begin

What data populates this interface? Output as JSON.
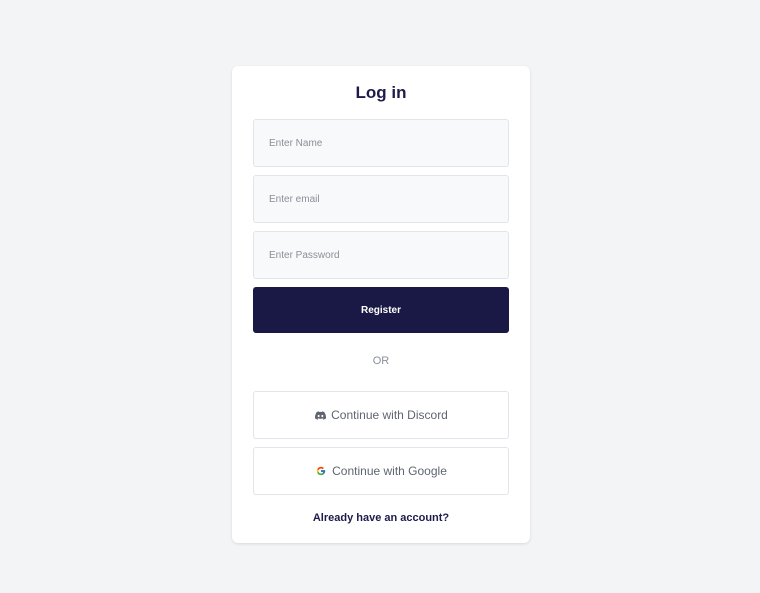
{
  "form": {
    "title": "Log in",
    "name_placeholder": "Enter Name",
    "email_placeholder": "Enter email",
    "password_placeholder": "Enter Password",
    "register_label": "Register",
    "or_label": "OR",
    "discord_label": "Continue with Discord",
    "google_label": "Continue with Google",
    "login_link": "Already have an account?"
  },
  "icons": {
    "discord": "discord-icon",
    "google": "google-icon"
  },
  "colors": {
    "background": "#f3f4f6",
    "card": "#ffffff",
    "primary": "#1a1845",
    "title": "#1e1b4b",
    "muted": "#8a8f98"
  }
}
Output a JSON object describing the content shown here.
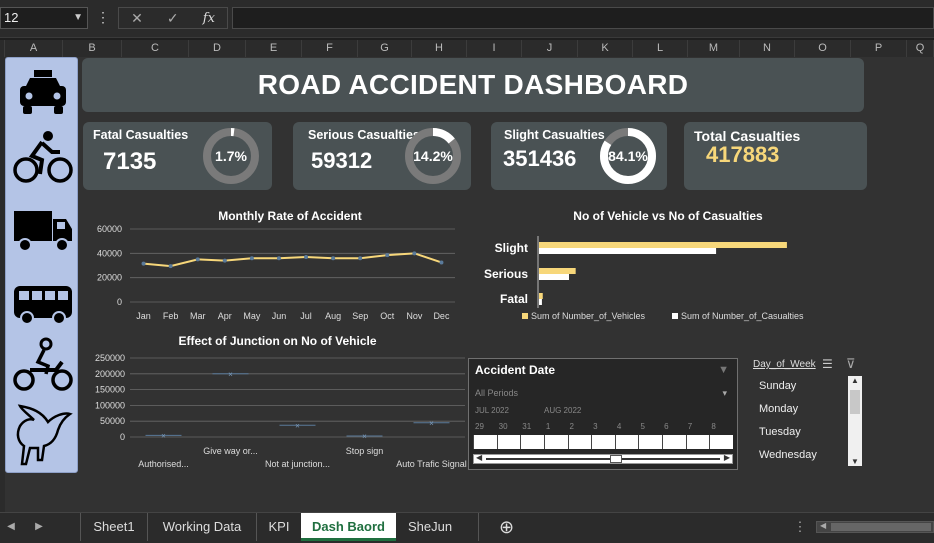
{
  "formula_bar": {
    "name_box": "12",
    "menu_glyph": "⋮",
    "cancel_glyph": "✕",
    "enter_glyph": "✓",
    "fx_label": "fx",
    "formula": ""
  },
  "columns": [
    "A",
    "B",
    "C",
    "D",
    "E",
    "F",
    "G",
    "H",
    "I",
    "J",
    "K",
    "L",
    "M",
    "N",
    "O",
    "P",
    "Q"
  ],
  "dashboard": {
    "title": "ROAD ACCIDENT DASHBOARD",
    "icons": [
      "taxi-icon",
      "bicycle-icon",
      "truck-icon",
      "bus-icon",
      "motorcycle-icon",
      "horse-icon"
    ],
    "kpis": [
      {
        "label": "Fatal Casualties",
        "value": "7135",
        "pct": "1.7%",
        "fraction": 0.017
      },
      {
        "label": "Serious Casualties",
        "value": "59312",
        "pct": "14.2%",
        "fraction": 0.142
      },
      {
        "label": "Slight Casualties",
        "value": "351436",
        "pct": "84.1%",
        "fraction": 0.841
      },
      {
        "label": "Total Casualties",
        "value": "417883"
      }
    ],
    "accent_color": "#f7d77a"
  },
  "chart_data": [
    {
      "type": "line",
      "title": "Monthly Rate of Accident",
      "categories": [
        "Jan",
        "Feb",
        "Mar",
        "Apr",
        "May",
        "Jun",
        "Jul",
        "Aug",
        "Sep",
        "Oct",
        "Nov",
        "Dec"
      ],
      "values": [
        31500,
        29500,
        35000,
        34000,
        36000,
        36000,
        37000,
        36000,
        36000,
        38500,
        40000,
        32500
      ],
      "yticks": [
        "0",
        "20000",
        "40000",
        "60000"
      ],
      "ylim": [
        0,
        60000
      ],
      "grid": true,
      "color": "#f7d77a"
    },
    {
      "type": "bar",
      "title": "No of Vehicle vs No of Casualties",
      "orientation": "horizontal",
      "categories": [
        "Slight",
        "Serious",
        "Fatal"
      ],
      "series": [
        {
          "name": "Sum of Number_of_Vehicles",
          "values": [
            595000,
            88000,
            9000
          ],
          "color": "#f7d77a"
        },
        {
          "name": "Sum of Number_of_Casualties",
          "values": [
            425000,
            72000,
            7000
          ],
          "color": "#ffffff"
        }
      ],
      "legend": "bottom"
    },
    {
      "type": "scatter",
      "title": "Effect of Junction on No of Vehicle",
      "categories": [
        "Authorised...",
        "Give way or...",
        "Not at junction...",
        "Stop sign",
        "Auto Trafic Signal"
      ],
      "values": [
        5000,
        200000,
        37000,
        3000,
        45000
      ],
      "yticks": [
        "0",
        "50000",
        "100000",
        "150000",
        "200000",
        "250000"
      ],
      "ylim": [
        0,
        250000
      ],
      "grid": true
    }
  ],
  "slicer": {
    "title": "Accident Date",
    "period_label": "All Periods",
    "months": [
      "JUL 2022",
      "AUG 2022"
    ],
    "days": [
      "29",
      "30",
      "31",
      "1",
      "2",
      "3",
      "4",
      "5",
      "6",
      "7",
      "8"
    ]
  },
  "day_slicer": {
    "title": "Day_of_Week",
    "items": [
      "Sunday",
      "Monday",
      "Tuesday",
      "Wednesday"
    ]
  },
  "tabs": [
    "Sheet1",
    "Working Data",
    "KPI",
    "Dash Baord",
    "SheJun"
  ],
  "active_tab": "Dash Baord",
  "add_sheet_glyph": "⊕",
  "status_menu_glyph": "⋮"
}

end

:: DIRECTION ::
From the material, report only how many lines include the word "JSON".

:: EXPECTED ANSWER ::
2